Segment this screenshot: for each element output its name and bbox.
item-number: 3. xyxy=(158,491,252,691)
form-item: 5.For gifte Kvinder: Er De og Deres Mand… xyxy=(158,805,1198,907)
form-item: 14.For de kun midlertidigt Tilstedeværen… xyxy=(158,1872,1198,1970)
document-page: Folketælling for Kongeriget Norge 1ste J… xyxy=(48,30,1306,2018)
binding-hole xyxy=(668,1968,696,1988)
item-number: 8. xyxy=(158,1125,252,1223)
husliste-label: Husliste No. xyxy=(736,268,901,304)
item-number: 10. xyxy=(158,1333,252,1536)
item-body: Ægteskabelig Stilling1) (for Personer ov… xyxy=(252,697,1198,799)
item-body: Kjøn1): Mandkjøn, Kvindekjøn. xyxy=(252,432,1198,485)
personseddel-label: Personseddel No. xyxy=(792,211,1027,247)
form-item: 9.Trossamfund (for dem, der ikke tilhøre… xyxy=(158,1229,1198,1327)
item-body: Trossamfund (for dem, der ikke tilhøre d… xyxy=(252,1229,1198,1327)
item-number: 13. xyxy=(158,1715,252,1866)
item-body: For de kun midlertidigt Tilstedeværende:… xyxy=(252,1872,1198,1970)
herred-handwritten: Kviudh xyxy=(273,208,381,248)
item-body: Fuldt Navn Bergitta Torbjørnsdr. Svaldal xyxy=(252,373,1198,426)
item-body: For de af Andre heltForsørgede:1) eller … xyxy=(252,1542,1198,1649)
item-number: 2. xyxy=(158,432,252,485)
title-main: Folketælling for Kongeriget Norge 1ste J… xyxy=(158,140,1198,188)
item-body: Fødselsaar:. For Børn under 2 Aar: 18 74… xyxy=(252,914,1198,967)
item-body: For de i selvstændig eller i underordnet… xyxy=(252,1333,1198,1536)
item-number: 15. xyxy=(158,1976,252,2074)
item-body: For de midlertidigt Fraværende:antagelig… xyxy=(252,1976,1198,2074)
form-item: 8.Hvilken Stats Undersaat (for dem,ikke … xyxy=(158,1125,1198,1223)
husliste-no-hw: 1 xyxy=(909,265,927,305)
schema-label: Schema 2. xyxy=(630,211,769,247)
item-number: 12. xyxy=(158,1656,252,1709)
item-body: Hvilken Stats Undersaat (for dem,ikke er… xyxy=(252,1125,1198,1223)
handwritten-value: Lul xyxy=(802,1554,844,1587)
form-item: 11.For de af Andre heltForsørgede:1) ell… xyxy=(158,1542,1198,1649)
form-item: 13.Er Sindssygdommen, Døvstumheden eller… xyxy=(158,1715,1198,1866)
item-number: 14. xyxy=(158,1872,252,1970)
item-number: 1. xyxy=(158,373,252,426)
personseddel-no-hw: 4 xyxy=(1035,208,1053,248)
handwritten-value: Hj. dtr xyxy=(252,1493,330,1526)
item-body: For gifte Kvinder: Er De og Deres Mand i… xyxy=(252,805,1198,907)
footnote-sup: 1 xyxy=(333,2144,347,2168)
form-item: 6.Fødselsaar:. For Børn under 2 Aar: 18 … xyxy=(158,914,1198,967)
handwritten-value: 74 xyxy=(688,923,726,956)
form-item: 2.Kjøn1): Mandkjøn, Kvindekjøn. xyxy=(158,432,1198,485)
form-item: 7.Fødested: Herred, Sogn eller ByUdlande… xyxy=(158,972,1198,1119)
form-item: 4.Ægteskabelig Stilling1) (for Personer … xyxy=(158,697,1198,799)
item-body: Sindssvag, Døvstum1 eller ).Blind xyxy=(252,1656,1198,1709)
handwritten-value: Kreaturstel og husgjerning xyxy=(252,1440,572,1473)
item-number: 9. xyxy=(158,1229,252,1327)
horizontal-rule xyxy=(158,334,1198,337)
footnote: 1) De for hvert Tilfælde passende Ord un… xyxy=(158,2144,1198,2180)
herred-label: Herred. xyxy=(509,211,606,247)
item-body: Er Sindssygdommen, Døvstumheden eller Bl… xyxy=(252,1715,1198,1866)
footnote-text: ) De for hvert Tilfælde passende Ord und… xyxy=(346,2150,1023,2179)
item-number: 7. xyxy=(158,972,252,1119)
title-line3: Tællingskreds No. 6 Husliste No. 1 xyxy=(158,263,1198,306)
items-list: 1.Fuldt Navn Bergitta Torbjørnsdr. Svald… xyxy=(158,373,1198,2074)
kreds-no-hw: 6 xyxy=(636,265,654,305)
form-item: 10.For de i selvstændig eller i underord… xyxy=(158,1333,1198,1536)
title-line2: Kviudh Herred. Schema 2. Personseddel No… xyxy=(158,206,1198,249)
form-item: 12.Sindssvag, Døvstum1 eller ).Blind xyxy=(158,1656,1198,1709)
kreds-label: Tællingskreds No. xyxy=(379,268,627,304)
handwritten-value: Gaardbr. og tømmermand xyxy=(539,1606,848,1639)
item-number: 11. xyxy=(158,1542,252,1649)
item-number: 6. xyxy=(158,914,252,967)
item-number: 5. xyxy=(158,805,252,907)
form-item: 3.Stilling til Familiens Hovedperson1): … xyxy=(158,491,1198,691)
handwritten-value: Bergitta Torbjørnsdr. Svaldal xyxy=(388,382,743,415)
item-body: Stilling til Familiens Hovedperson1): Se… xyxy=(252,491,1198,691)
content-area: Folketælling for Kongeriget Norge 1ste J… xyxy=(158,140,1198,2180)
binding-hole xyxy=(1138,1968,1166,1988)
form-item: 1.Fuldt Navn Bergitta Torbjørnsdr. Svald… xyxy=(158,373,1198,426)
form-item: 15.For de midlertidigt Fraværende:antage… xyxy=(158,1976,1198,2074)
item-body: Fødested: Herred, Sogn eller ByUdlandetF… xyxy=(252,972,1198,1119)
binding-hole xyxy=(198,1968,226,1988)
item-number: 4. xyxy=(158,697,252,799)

--------------------------------

§ **Aim of the exercise**
Rename every "binding-hole" in the material to "punch-hole", and write out the whole material again with nothing else changed.

§ **Solution for this task**
Segment this screenshot: for each element output its name and bbox.
item-number: 3. xyxy=(158,491,252,691)
form-item: 5.For gifte Kvinder: Er De og Deres Mand… xyxy=(158,805,1198,907)
form-item: 14.For de kun midlertidigt Tilstedeværen… xyxy=(158,1872,1198,1970)
document-page: Folketælling for Kongeriget Norge 1ste J… xyxy=(48,30,1306,2018)
punch-hole xyxy=(668,1968,696,1988)
item-number: 8. xyxy=(158,1125,252,1223)
husliste-label: Husliste No. xyxy=(736,268,901,304)
item-number: 10. xyxy=(158,1333,252,1536)
item-body: Ægteskabelig Stilling1) (for Personer ov… xyxy=(252,697,1198,799)
item-body: Kjøn1): Mandkjøn, Kvindekjøn. xyxy=(252,432,1198,485)
personseddel-label: Personseddel No. xyxy=(792,211,1027,247)
form-item: 9.Trossamfund (for dem, der ikke tilhøre… xyxy=(158,1229,1198,1327)
item-body: Trossamfund (for dem, der ikke tilhøre d… xyxy=(252,1229,1198,1327)
item-number: 13. xyxy=(158,1715,252,1866)
item-body: For de kun midlertidigt Tilstedeværende:… xyxy=(252,1872,1198,1970)
herred-handwritten: Kviudh xyxy=(273,208,381,248)
item-body: Fuldt Navn Bergitta Torbjørnsdr. Svaldal xyxy=(252,373,1198,426)
item-body: For de af Andre heltForsørgede:1) eller … xyxy=(252,1542,1198,1649)
item-number: 2. xyxy=(158,432,252,485)
title-main: Folketælling for Kongeriget Norge 1ste J… xyxy=(158,140,1198,188)
item-body: Fødselsaar:. For Børn under 2 Aar: 18 74… xyxy=(252,914,1198,967)
item-body: For de i selvstændig eller i underordnet… xyxy=(252,1333,1198,1536)
item-number: 15. xyxy=(158,1976,252,2074)
item-body: For de midlertidigt Fraværende:antagelig… xyxy=(252,1976,1198,2074)
form-item: 8.Hvilken Stats Undersaat (for dem,ikke … xyxy=(158,1125,1198,1223)
husliste-no-hw: 1 xyxy=(909,265,927,305)
schema-label: Schema 2. xyxy=(630,211,769,247)
item-number: 12. xyxy=(158,1656,252,1709)
item-body: Hvilken Stats Undersaat (for dem,ikke er… xyxy=(252,1125,1198,1223)
handwritten-value: Lul xyxy=(802,1554,844,1587)
form-item: 11.For de af Andre heltForsørgede:1) ell… xyxy=(158,1542,1198,1649)
form-item: 13.Er Sindssygdommen, Døvstumheden eller… xyxy=(158,1715,1198,1866)
item-number: 14. xyxy=(158,1872,252,1970)
item-number: 1. xyxy=(158,373,252,426)
personseddel-no-hw: 4 xyxy=(1035,208,1053,248)
handwritten-value: Hj. dtr xyxy=(252,1493,330,1526)
item-body: For gifte Kvinder: Er De og Deres Mand i… xyxy=(252,805,1198,907)
footnote-sup: 1 xyxy=(333,2144,347,2168)
form-item: 6.Fødselsaar:. For Børn under 2 Aar: 18 … xyxy=(158,914,1198,967)
handwritten-value: 74 xyxy=(688,923,726,956)
form-item: 2.Kjøn1): Mandkjøn, Kvindekjøn. xyxy=(158,432,1198,485)
form-item: 7.Fødested: Herred, Sogn eller ByUdlande… xyxy=(158,972,1198,1119)
form-item: 4.Ægteskabelig Stilling1) (for Personer … xyxy=(158,697,1198,799)
item-body: Sindssvag, Døvstum1 eller ).Blind xyxy=(252,1656,1198,1709)
handwritten-value: Kreaturstel og husgjerning xyxy=(252,1440,572,1473)
item-number: 9. xyxy=(158,1229,252,1327)
horizontal-rule xyxy=(158,334,1198,337)
footnote: 1) De for hvert Tilfælde passende Ord un… xyxy=(158,2144,1198,2180)
herred-label: Herred. xyxy=(509,211,606,247)
item-body: Er Sindssygdommen, Døvstumheden eller Bl… xyxy=(252,1715,1198,1866)
footnote-text: ) De for hvert Tilfælde passende Ord und… xyxy=(346,2150,1023,2179)
item-number: 7. xyxy=(158,972,252,1119)
title-line3: Tællingskreds No. 6 Husliste No. 1 xyxy=(158,263,1198,306)
items-list: 1.Fuldt Navn Bergitta Torbjørnsdr. Svald… xyxy=(158,373,1198,2074)
kreds-no-hw: 6 xyxy=(636,265,654,305)
form-item: 10.For de i selvstændig eller i underord… xyxy=(158,1333,1198,1536)
title-line2: Kviudh Herred. Schema 2. Personseddel No… xyxy=(158,206,1198,249)
form-item: 12.Sindssvag, Døvstum1 eller ).Blind xyxy=(158,1656,1198,1709)
kreds-label: Tællingskreds No. xyxy=(379,268,627,304)
handwritten-value: Gaardbr. og tømmermand xyxy=(539,1606,848,1639)
item-number: 11. xyxy=(158,1542,252,1649)
item-number: 6. xyxy=(158,914,252,967)
item-number: 5. xyxy=(158,805,252,907)
form-item: 3.Stilling til Familiens Hovedperson1): … xyxy=(158,491,1198,691)
handwritten-value: Bergitta Torbjørnsdr. Svaldal xyxy=(388,382,743,415)
item-body: Stilling til Familiens Hovedperson1): Se… xyxy=(252,491,1198,691)
content-area: Folketælling for Kongeriget Norge 1ste J… xyxy=(158,140,1198,2180)
punch-hole xyxy=(1138,1968,1166,1988)
form-item: 1.Fuldt Navn Bergitta Torbjørnsdr. Svald… xyxy=(158,373,1198,426)
form-item: 15.For de midlertidigt Fraværende:antage… xyxy=(158,1976,1198,2074)
item-body: Fødested: Herred, Sogn eller ByUdlandetF… xyxy=(252,972,1198,1119)
punch-hole xyxy=(198,1968,226,1988)
item-number: 4. xyxy=(158,697,252,799)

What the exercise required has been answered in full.